- Extract provided -
- Promotional poster
- Date: June 22, 2024
- City: Tokyo, Japan
- Venue: Ryogoku Kokugikan

Bloodsport event chronology
| ← Previous Bloodsport X | Next → Bloodsport XI |

= Josh Barnett's Bloodsport Bushido =

2024 professional wrestling pay-per-view event

Josh Barnett's Bloodsport Bushido (ブラッドスポーツ・ブシドー (Buraddosupōto bushidō)) was an independent professional wrestling pay-per-view event promoted by Josh Barnett and produced by Abema, a Japanese streaming service owned by CyberAgent and TV Asahi. The event took place on June 22, 2024 at the Ryogoku Kokugikan in Tokyo, Japan and was streamed live on FITE TV worldwide and Abema in Japan.
==Production==
===Background===

Other on-screen personnel
| Role: | Name: |
| Commentators | Stewart Fulton (English) |
Mark Pickering (English)
Shigeki Seino (Japanese)
Yuki Nakai (Japanese)

- Data block -
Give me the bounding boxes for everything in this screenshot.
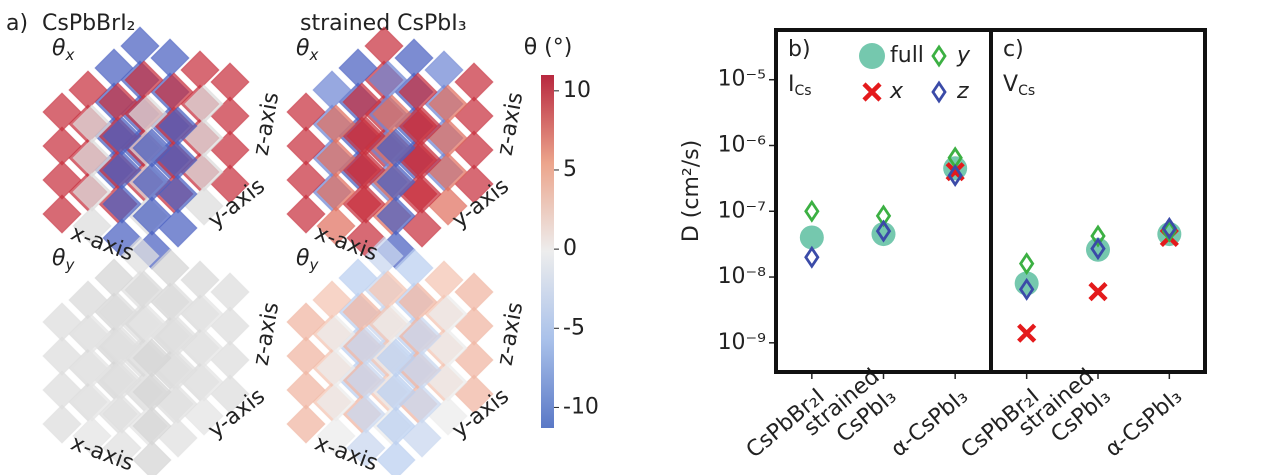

- What to do -
1. Write out the stretch of the Bloodsport Bushido article from "- Promotional poster" through "Abema in Japan.", word for word.
2. Translate this sentence from the Bloodsport Bushido article into Spanish: "The event took place on June 22, 2024 at the Ryogoku Kokugikan in Tokyo, Japan and was streamed live on FITE TV worldwide and Abema in Japan."
3. Continue the Bloodsport Bushido article from its last line.
The data has no connection to the Bloodsport Bushido article.

- Exercise answers -
1.
- Promotional poster
- Date: June 22, 2024
- City: Tokyo, Japan
- Venue: Ryogoku Kokugikan

Bloodsport event chronology
| ← Previous Bloodsport X | Next → Bloodsport XI |

= Josh Barnett's Bloodsport Bushido =

2024 professional wrestling pay-per-view event

Josh Barnett's Bloodsport Bushido (ブラッドスポーツ・ブシドー (Buraddosupōto bushidō)) was an independent professional wrestling pay-per-view event promoted by Josh Barnett and produced by Abema, a Japanese streaming service owned by CyberAgent and TV Asahi. The event took place on June 22, 2024 at the Ryogoku Kokugikan in Tokyo, Japan and was streamed live on FITE TV worldwide and Abema in Japan.

2. El evento se celebró el 22 de junio de 2024 en el Ryogoku Kokugikan de Tokio, Japón, y se transmitió en vivo por FITE TV en todo el mundo y por Abema en Japón.

3.
Kota Ibushi (Japanese)
| Ring announcer | Lenne Hardt |

Bloodsport is an annual professional wrestling event which features worked shoot matches in a style that mimics the early days of MMA and catch wrestling. It is common for Bloodsport competitors to have some experience in other combat sports and/or mixed martial arts, as well as professional wrestling, as these one on one matches often appear stiff and have a feel of a classic Shoot-style wrestling fights. The ropes and turnbuckles for the ring are often removed and replaced by a ring canvas with no ropes or turnbuckles. The first event took place on April 5, 2018 as Matt Riddle's Bloodsport and featured Matt Riddle vs. Minoru Suzuki as the main event match. On February 14, 2024, Josh Barnett and Minoru Suzuki announced the first Bloodsport event to take place in Japan titled Bloodsport Bushido which would take place at the Ryogoku Kokugikan in Tokyo.

On March 28, 2024, it was announced that Rampage Jackson, Kazushi Sakuraba, Davit Mojimanashaviri, Funaki, Mike O’Hearn, and Davey Boy Smith Jr. were scheduled to compete in the event. On April 18, 2024, it was announced that Jon Moxley would be having a rematch against Josh Barnett in the main event of the show.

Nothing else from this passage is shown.